## [Exercise]
Each entry below should be written out exactly as it is, with no pictures.

Figure contents as structured data
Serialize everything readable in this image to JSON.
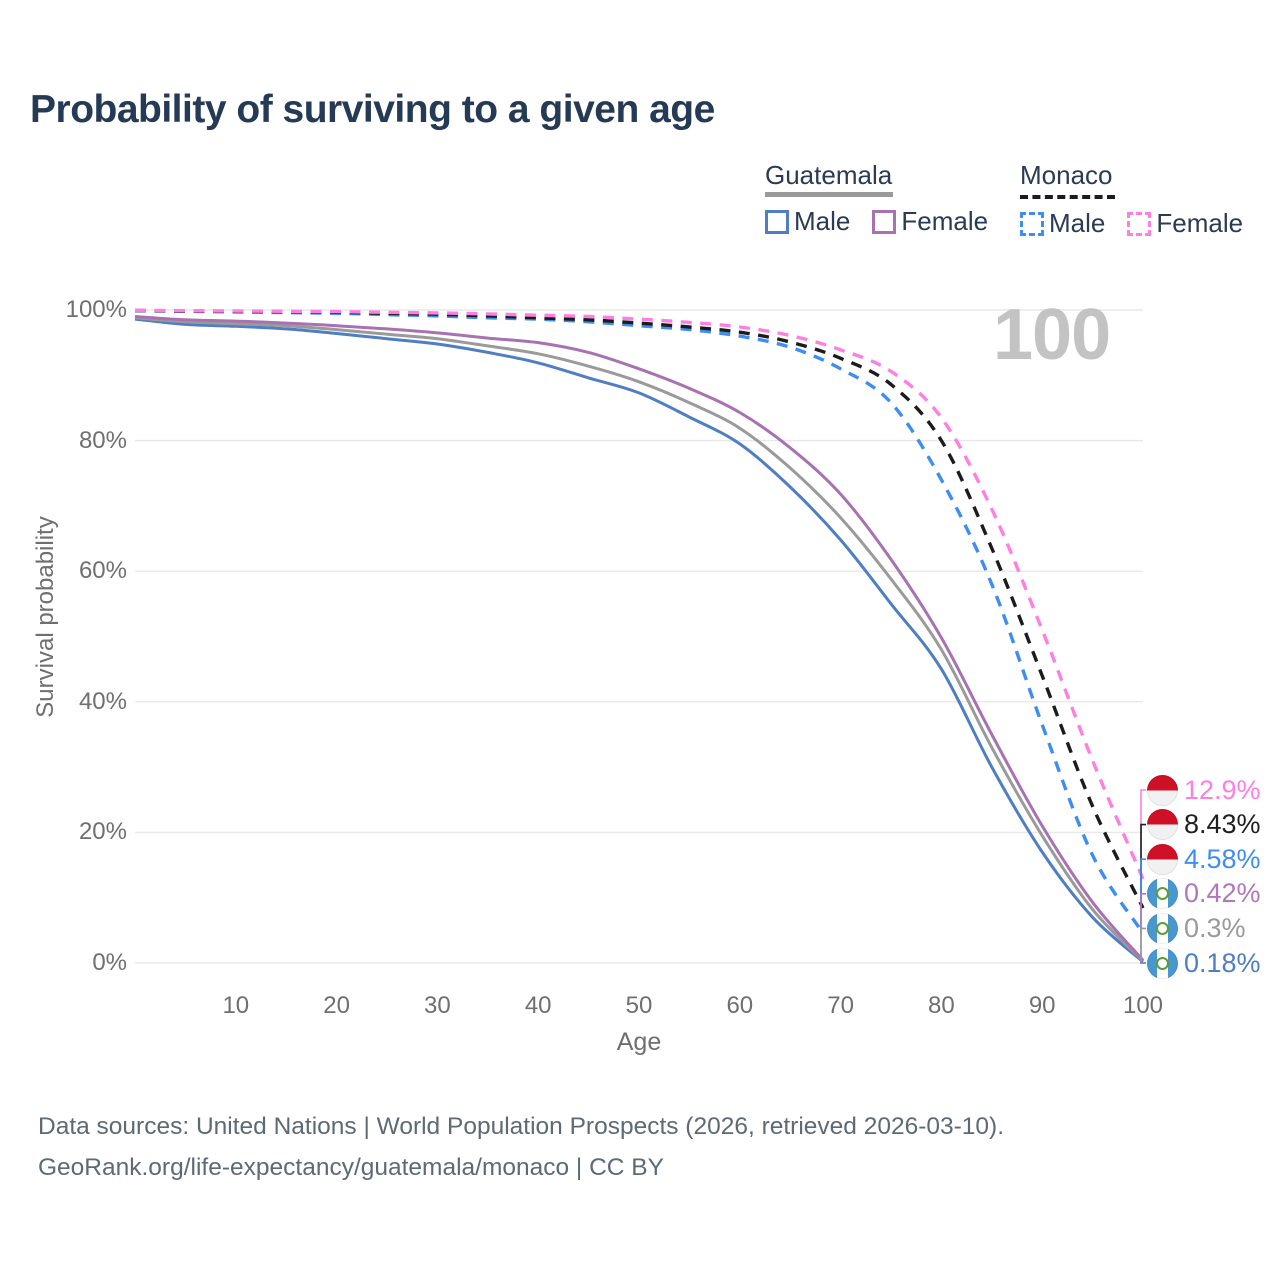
{
  "title": "Probability of surviving to a given age",
  "watermark": "100",
  "legend": {
    "groups": [
      {
        "label": "Guatemala",
        "line_style": "solid",
        "line_color": "#9a9a9a",
        "items": [
          {
            "label": "Male",
            "color": "#4f7ec2",
            "style": "solid"
          },
          {
            "label": "Female",
            "color": "#a872b2",
            "style": "solid"
          }
        ]
      },
      {
        "label": "Monaco",
        "line_style": "dashed",
        "line_color": "#1c1c1c",
        "items": [
          {
            "label": "Male",
            "color": "#3e8df2",
            "style": "dashed"
          },
          {
            "label": "Female",
            "color": "#ff7ee2",
            "style": "dashed"
          }
        ]
      }
    ]
  },
  "chart_data": {
    "type": "line",
    "title": "Probability of surviving to a given age",
    "xlabel": "Age",
    "ylabel": "Survival probability",
    "xlim": [
      0,
      100
    ],
    "ylim": [
      0,
      100
    ],
    "grid": "horizontal",
    "legend_position": "top-right",
    "x_tick_values": [
      10,
      20,
      30,
      40,
      50,
      60,
      70,
      80,
      90,
      100
    ],
    "x_tick_labels": [
      "10",
      "20",
      "30",
      "40",
      "50",
      "60",
      "70",
      "80",
      "90",
      "100"
    ],
    "y_tick_values": [
      0,
      20,
      40,
      60,
      80,
      100
    ],
    "y_tick_labels": [
      "0%",
      "20%",
      "40%",
      "60%",
      "80%",
      "100%"
    ],
    "ages": [
      0,
      5,
      10,
      15,
      20,
      25,
      30,
      35,
      40,
      45,
      50,
      55,
      60,
      65,
      70,
      75,
      80,
      85,
      90,
      95,
      100
    ],
    "series": [
      {
        "name": "Guatemala Male",
        "country": "Guatemala",
        "sex": "Male",
        "color": "#4f7ec2",
        "dash": "solid",
        "end_label": "0.18%",
        "end_value": 0.18,
        "values": [
          98.6,
          97.8,
          97.5,
          97.1,
          96.4,
          95.6,
          94.8,
          93.5,
          91.9,
          89.6,
          87.3,
          83.6,
          79.5,
          72.9,
          64.8,
          55.0,
          45.0,
          30.0,
          17.0,
          7.0,
          0.18
        ]
      },
      {
        "name": "Guatemala All",
        "country": "Guatemala",
        "sex": "Both",
        "color": "#9a9a9a",
        "dash": "solid",
        "end_label": "0.3%",
        "end_value": 0.3,
        "values": [
          98.8,
          98.2,
          97.9,
          97.6,
          97.0,
          96.3,
          95.6,
          94.5,
          93.3,
          91.4,
          89.0,
          85.8,
          81.9,
          75.8,
          68.2,
          58.8,
          48.0,
          33.0,
          19.5,
          8.2,
          0.3
        ]
      },
      {
        "name": "Guatemala Female",
        "country": "Guatemala",
        "sex": "Female",
        "color": "#a872b2",
        "dash": "solid",
        "end_label": "0.42%",
        "end_value": 0.42,
        "values": [
          99.0,
          98.5,
          98.3,
          98.0,
          97.6,
          97.1,
          96.5,
          95.7,
          95.0,
          93.5,
          91.0,
          88.0,
          84.3,
          78.9,
          71.8,
          61.8,
          49.8,
          35.0,
          21.0,
          9.3,
          0.42
        ]
      },
      {
        "name": "Monaco Male",
        "country": "Monaco",
        "sex": "Male",
        "color": "#3e8df2",
        "dash": "dashed",
        "end_label": "4.58%",
        "end_value": 4.58,
        "values": [
          99.9,
          99.8,
          99.7,
          99.6,
          99.5,
          99.3,
          99.1,
          98.8,
          98.6,
          98.2,
          97.6,
          97.0,
          96.0,
          94.3,
          91.0,
          85.8,
          74.0,
          58.0,
          36.5,
          16.5,
          4.58
        ]
      },
      {
        "name": "Monaco All",
        "country": "Monaco",
        "sex": "Both",
        "color": "#1c1c1c",
        "dash": "dashed",
        "end_label": "8.43%",
        "end_value": 8.43,
        "values": [
          99.92,
          99.85,
          99.8,
          99.75,
          99.65,
          99.5,
          99.35,
          99.1,
          98.8,
          98.5,
          98.0,
          97.4,
          96.6,
          95.1,
          92.6,
          88.6,
          80.0,
          63.5,
          44.0,
          24.0,
          8.43
        ]
      },
      {
        "name": "Monaco Female",
        "country": "Monaco",
        "sex": "Female",
        "color": "#ff7ee2",
        "dash": "dashed",
        "end_label": "12.9%",
        "end_value": 12.9,
        "values": [
          99.95,
          99.9,
          99.85,
          99.8,
          99.75,
          99.65,
          99.55,
          99.4,
          99.2,
          99.0,
          98.6,
          98.1,
          97.4,
          96.1,
          93.9,
          90.6,
          83.5,
          69.5,
          51.0,
          31.0,
          12.9
        ]
      }
    ]
  },
  "end_labels": [
    {
      "country": "Monaco",
      "series": "Monaco Female",
      "value": "12.9%",
      "value_num": 12.9,
      "color": "#ff7ee2"
    },
    {
      "country": "Monaco",
      "series": "Monaco All",
      "value": "8.43%",
      "value_num": 8.43,
      "color": "#1f1f1f"
    },
    {
      "country": "Monaco",
      "series": "Monaco Male",
      "value": "4.58%",
      "value_num": 4.58,
      "color": "#3e8df2"
    },
    {
      "country": "Guatemala",
      "series": "Guatemala Female",
      "value": "0.42%",
      "value_num": 0.42,
      "color": "#b077ba"
    },
    {
      "country": "Guatemala",
      "series": "Guatemala All",
      "value": "0.3%",
      "value_num": 0.3,
      "color": "#9a9a9a"
    },
    {
      "country": "Guatemala",
      "series": "Guatemala Male",
      "value": "0.18%",
      "value_num": 0.18,
      "color": "#4f7ec2"
    }
  ],
  "footer": {
    "line1": "Data sources: United Nations | World Population Prospects (2026, retrieved 2026-03-10).",
    "line2": "GeoRank.org/life-expectancy/guatemala/monaco | CC BY"
  },
  "colors": {
    "background": "#ffffff",
    "title": "#243a55",
    "legend_text": "#2b3a55",
    "tick_label": "#6f6f6f",
    "watermark": "#c3c3c3",
    "footer": "#5d6a75",
    "gridline": "#e8e8e8",
    "monaco_flag_red": "#CE1126",
    "monaco_flag_white": "#f1f1f1",
    "guatemala_flag_blue": "#4997D0",
    "guatemala_flag_white": "#ffffff",
    "guatemala_emblem_green": "#5c9e31"
  }
}
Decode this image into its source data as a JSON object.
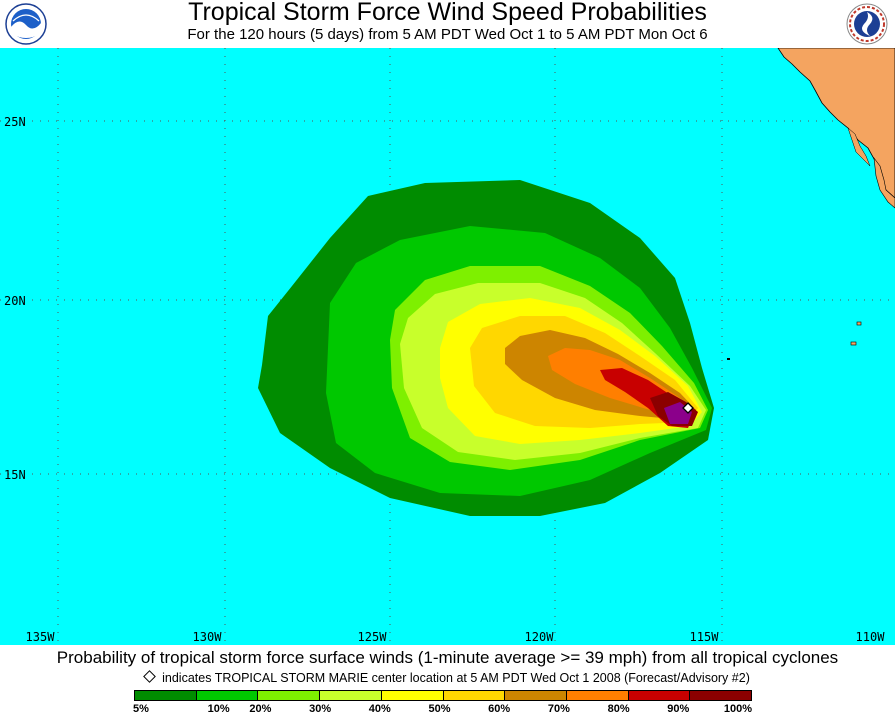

## [Reply]
Serialize everything readable in this image to JSON.
{
  "title": "Probability of surviving to a given age",
  "watermark": "100",
  "legend": {
    "groups": [
      {
        "label": "Guatemala",
        "line_style": "solid",
        "line_color": "#9a9a9a",
        "items": [
          {
            "label": "Male",
            "color": "#4f7ec2",
            "style": "solid"
          },
          {
            "label": "Female",
            "color": "#a872b2",
            "style": "solid"
          }
        ]
      },
      {
        "label": "Monaco",
        "line_style": "dashed",
        "line_color": "#1c1c1c",
        "items": [
          {
            "label": "Male",
            "color": "#3e8df2",
            "style": "dashed"
          },
          {
            "label": "Female",
            "color": "#ff7ee2",
            "style": "dashed"
          }
        ]
      }
    ]
  },
  "chart_data": {
    "type": "line",
    "title": "Probability of surviving to a given age",
    "xlabel": "Age",
    "ylabel": "Survival probability",
    "xlim": [
      0,
      100
    ],
    "ylim": [
      0,
      100
    ],
    "grid": "horizontal",
    "legend_position": "top-right",
    "x_tick_values": [
      10,
      20,
      30,
      40,
      50,
      60,
      70,
      80,
      90,
      100
    ],
    "x_tick_labels": [
      "10",
      "20",
      "30",
      "40",
      "50",
      "60",
      "70",
      "80",
      "90",
      "100"
    ],
    "y_tick_values": [
      0,
      20,
      40,
      60,
      80,
      100
    ],
    "y_tick_labels": [
      "0%",
      "20%",
      "40%",
      "60%",
      "80%",
      "100%"
    ],
    "ages": [
      0,
      5,
      10,
      15,
      20,
      25,
      30,
      35,
      40,
      45,
      50,
      55,
      60,
      65,
      70,
      75,
      80,
      85,
      90,
      95,
      100
    ],
    "series": [
      {
        "name": "Guatemala Male",
        "country": "Guatemala",
        "sex": "Male",
        "color": "#4f7ec2",
        "dash": "solid",
        "end_label": "0.18%",
        "end_value": 0.18,
        "values": [
          98.6,
          97.8,
          97.5,
          97.1,
          96.4,
          95.6,
          94.8,
          93.5,
          91.9,
          89.6,
          87.3,
          83.6,
          79.5,
          72.9,
          64.8,
          55.0,
          45.0,
          30.0,
          17.0,
          7.0,
          0.18
        ]
      },
      {
        "name": "Guatemala All",
        "country": "Guatemala",
        "sex": "Both",
        "color": "#9a9a9a",
        "dash": "solid",
        "end_label": "0.3%",
        "end_value": 0.3,
        "values": [
          98.8,
          98.2,
          97.9,
          97.6,
          97.0,
          96.3,
          95.6,
          94.5,
          93.3,
          91.4,
          89.0,
          85.8,
          81.9,
          75.8,
          68.2,
          58.8,
          48.0,
          33.0,
          19.5,
          8.2,
          0.3
        ]
      },
      {
        "name": "Guatemala Female",
        "country": "Guatemala",
        "sex": "Female",
        "color": "#a872b2",
        "dash": "solid",
        "end_label": "0.42%",
        "end_value": 0.42,
        "values": [
          99.0,
          98.5,
          98.3,
          98.0,
          97.6,
          97.1,
          96.5,
          95.7,
          95.0,
          93.5,
          91.0,
          88.0,
          84.3,
          78.9,
          71.8,
          61.8,
          49.8,
          35.0,
          21.0,
          9.3,
          0.42
        ]
      },
      {
        "name": "Monaco Male",
        "country": "Monaco",
        "sex": "Male",
        "color": "#3e8df2",
        "dash": "dashed",
        "end_label": "4.58%",
        "end_value": 4.58,
        "values": [
          99.9,
          99.8,
          99.7,
          99.6,
          99.5,
          99.3,
          99.1,
          98.8,
          98.6,
          98.2,
          97.6,
          97.0,
          96.0,
          94.3,
          91.0,
          85.8,
          74.0,
          58.0,
          36.5,
          16.5,
          4.58
        ]
      },
      {
        "name": "Monaco All",
        "country": "Monaco",
        "sex": "Both",
        "color": "#1c1c1c",
        "dash": "dashed",
        "end_label": "8.43%",
        "end_value": 8.43,
        "values": [
          99.92,
          99.85,
          99.8,
          99.75,
          99.65,
          99.5,
          99.35,
          99.1,
          98.8,
          98.5,
          98.0,
          97.4,
          96.6,
          95.1,
          92.6,
          88.6,
          80.0,
          63.5,
          44.0,
          24.0,
          8.43
        ]
      },
      {
        "name": "Monaco Female",
        "country": "Monaco",
        "sex": "Female",
        "color": "#ff7ee2",
        "dash": "dashed",
        "end_label": "12.9%",
        "end_value": 12.9,
        "values": [
          99.95,
          99.9,
          99.85,
          99.8,
          99.75,
          99.65,
          99.55,
          99.4,
          99.2,
          99.0,
          98.6,
          98.1,
          97.4,
          96.1,
          93.9,
          90.6,
          83.5,
          69.5,
          51.0,
          31.0,
          12.9
        ]
      }
    ]
  },
  "end_labels": [
    {
      "country": "Monaco",
      "series": "Monaco Female",
      "value": "12.9%",
      "value_num": 12.9,
      "color": "#ff7ee2"
    },
    {
      "country": "Monaco",
      "series": "Monaco All",
      "value": "8.43%",
      "value_num": 8.43,
      "color": "#1f1f1f"
    },
    {
      "country": "Monaco",
      "series": "Monaco Male",
      "value": "4.58%",
      "value_num": 4.58,
      "color": "#3e8df2"
    },
    {
      "country": "Guatemala",
      "series": "Guatemala Female",
      "value": "0.42%",
      "value_num": 0.42,
      "color": "#b077ba"
    },
    {
      "country": "Guatemala",
      "series": "Guatemala All",
      "value": "0.3%",
      "value_num": 0.3,
      "color": "#9a9a9a"
    },
    {
      "country": "Guatemala",
      "series": "Guatemala Male",
      "value": "0.18%",
      "value_num": 0.18,
      "color": "#4f7ec2"
    }
  ],
  "footer": {
    "line1": "Data sources: United Nations | World Population Prospects (2026, retrieved 2026-03-10).",
    "line2": "GeoRank.org/life-expectancy/guatemala/monaco | CC BY"
  },
  "colors": {
    "background": "#ffffff",
    "title": "#243a55",
    "legend_text": "#2b3a55",
    "tick_label": "#6f6f6f",
    "watermark": "#c3c3c3",
    "footer": "#5d6a75",
    "gridline": "#e8e8e8",
    "monaco_flag_red": "#CE1126",
    "monaco_flag_white": "#f1f1f1",
    "guatemala_flag_blue": "#4997D0",
    "guatemala_flag_white": "#ffffff",
    "guatemala_emblem_green": "#5c9e31"
  }
}
Decode this image into its source data as a JSON object.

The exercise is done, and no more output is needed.